### Your task:
The entries need to be copied exactly.

### Data in this exercise:
>> begin

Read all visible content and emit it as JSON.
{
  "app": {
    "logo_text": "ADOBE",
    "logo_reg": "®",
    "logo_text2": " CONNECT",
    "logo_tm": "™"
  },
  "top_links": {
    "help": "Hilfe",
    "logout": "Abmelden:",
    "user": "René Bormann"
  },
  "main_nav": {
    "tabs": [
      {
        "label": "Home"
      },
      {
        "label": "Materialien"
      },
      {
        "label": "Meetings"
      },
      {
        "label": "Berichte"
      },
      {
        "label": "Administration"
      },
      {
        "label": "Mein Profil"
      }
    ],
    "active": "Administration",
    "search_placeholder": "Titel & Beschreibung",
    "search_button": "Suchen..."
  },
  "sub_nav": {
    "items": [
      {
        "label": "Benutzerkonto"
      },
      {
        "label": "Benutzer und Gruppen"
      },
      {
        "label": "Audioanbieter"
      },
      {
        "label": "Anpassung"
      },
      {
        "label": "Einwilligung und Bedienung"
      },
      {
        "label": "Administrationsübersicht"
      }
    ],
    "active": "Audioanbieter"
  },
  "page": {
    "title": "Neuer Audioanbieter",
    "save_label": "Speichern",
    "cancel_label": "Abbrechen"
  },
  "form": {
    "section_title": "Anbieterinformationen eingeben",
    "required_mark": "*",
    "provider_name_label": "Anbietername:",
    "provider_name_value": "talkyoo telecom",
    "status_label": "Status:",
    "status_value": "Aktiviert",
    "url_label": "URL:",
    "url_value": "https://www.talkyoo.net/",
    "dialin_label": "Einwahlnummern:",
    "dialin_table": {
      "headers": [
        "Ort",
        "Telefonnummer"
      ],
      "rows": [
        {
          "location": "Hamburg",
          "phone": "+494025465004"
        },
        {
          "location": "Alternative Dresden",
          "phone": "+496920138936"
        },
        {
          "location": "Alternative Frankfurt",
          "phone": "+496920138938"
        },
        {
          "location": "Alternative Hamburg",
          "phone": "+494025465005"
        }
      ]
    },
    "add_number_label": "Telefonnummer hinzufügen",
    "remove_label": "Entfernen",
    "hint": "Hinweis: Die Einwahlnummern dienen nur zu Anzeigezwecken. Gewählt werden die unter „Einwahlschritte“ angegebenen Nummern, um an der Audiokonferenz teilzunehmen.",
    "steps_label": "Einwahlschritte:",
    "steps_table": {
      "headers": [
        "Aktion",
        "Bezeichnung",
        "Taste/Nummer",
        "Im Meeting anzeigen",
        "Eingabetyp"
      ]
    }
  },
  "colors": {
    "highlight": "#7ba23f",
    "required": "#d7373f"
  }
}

>> end

### Worked solution:
Read all visible content and emit it as JSON.
{
  "app": {
    "logo_text": "ADOBE",
    "logo_reg": "®",
    "logo_text2": " CONNECT",
    "logo_tm": "™"
  },
  "top_links": {
    "help": "Hilfe",
    "logout": "Abmelden:",
    "user": "René Bormann"
  },
  "main_nav": {
    "tabs": [
      {
        "label": "Home"
      },
      {
        "label": "Materialien"
      },
      {
        "label": "Meetings"
      },
      {
        "label": "Berichte"
      },
      {
        "label": "Administration"
      },
      {
        "label": "Mein Profil"
      }
    ],
    "active": "Administration",
    "search_placeholder": "Titel & Beschreibung",
    "search_button": "Suchen..."
  },
  "sub_nav": {
    "items": [
      {
        "label": "Benutzerkonto"
      },
      {
        "label": "Benutzer und Gruppen"
      },
      {
        "label": "Audioanbieter"
      },
      {
        "label": "Anpassung"
      },
      {
        "label": "Einwilligung und Bedienung"
      },
      {
        "label": "Administrationsübersicht"
      }
    ],
    "active": "Audioanbieter"
  },
  "page": {
    "title": "Neuer Audioanbieter",
    "save_label": "Speichern",
    "cancel_label": "Abbrechen"
  },
  "form": {
    "section_title": "Anbieterinformationen eingeben",
    "required_mark": "*",
    "provider_name_label": "Anbietername:",
    "provider_name_value": "talkyoo telecom",
    "status_label": "Status:",
    "status_value": "Aktiviert",
    "url_label": "URL:",
    "url_value": "https://www.talkyoo.net/",
    "dialin_label": "Einwahlnummern:",
    "dialin_table": {
      "headers": [
        "Ort",
        "Telefonnummer"
      ],
      "rows": [
        {
          "location": "Hamburg",
          "phone": "+494025465004"
        },
        {
          "location": "Alternative Dresden",
          "phone": "+496920138936"
        },
        {
          "location": "Alternative Frankfurt",
          "phone": "+496920138938"
        },
        {
          "location": "Alternative Hamburg",
          "phone": "+494025465005"
        }
      ]
    },
    "add_number_label": "Telefonnummer hinzufügen",
    "remove_label": "Entfernen",
    "hint": "Hinweis: Die Einwahlnummern dienen nur zu Anzeigezwecken. Gewählt werden die unter „Einwahlschritte“ angegebenen Nummern, um an der Audiokonferenz teilzunehmen.",
    "steps_label": "Einwahlschritte:",
    "steps_table": {
      "headers": [
        "Aktion",
        "Bezeichnung",
        "Taste/Nummer",
        "Im Meeting anzeigen",
        "Eingabetyp"
      ]
    }
  },
  "colors": {
    "highlight": "#7ba23f",
    "required": "#d7373f"
  }
}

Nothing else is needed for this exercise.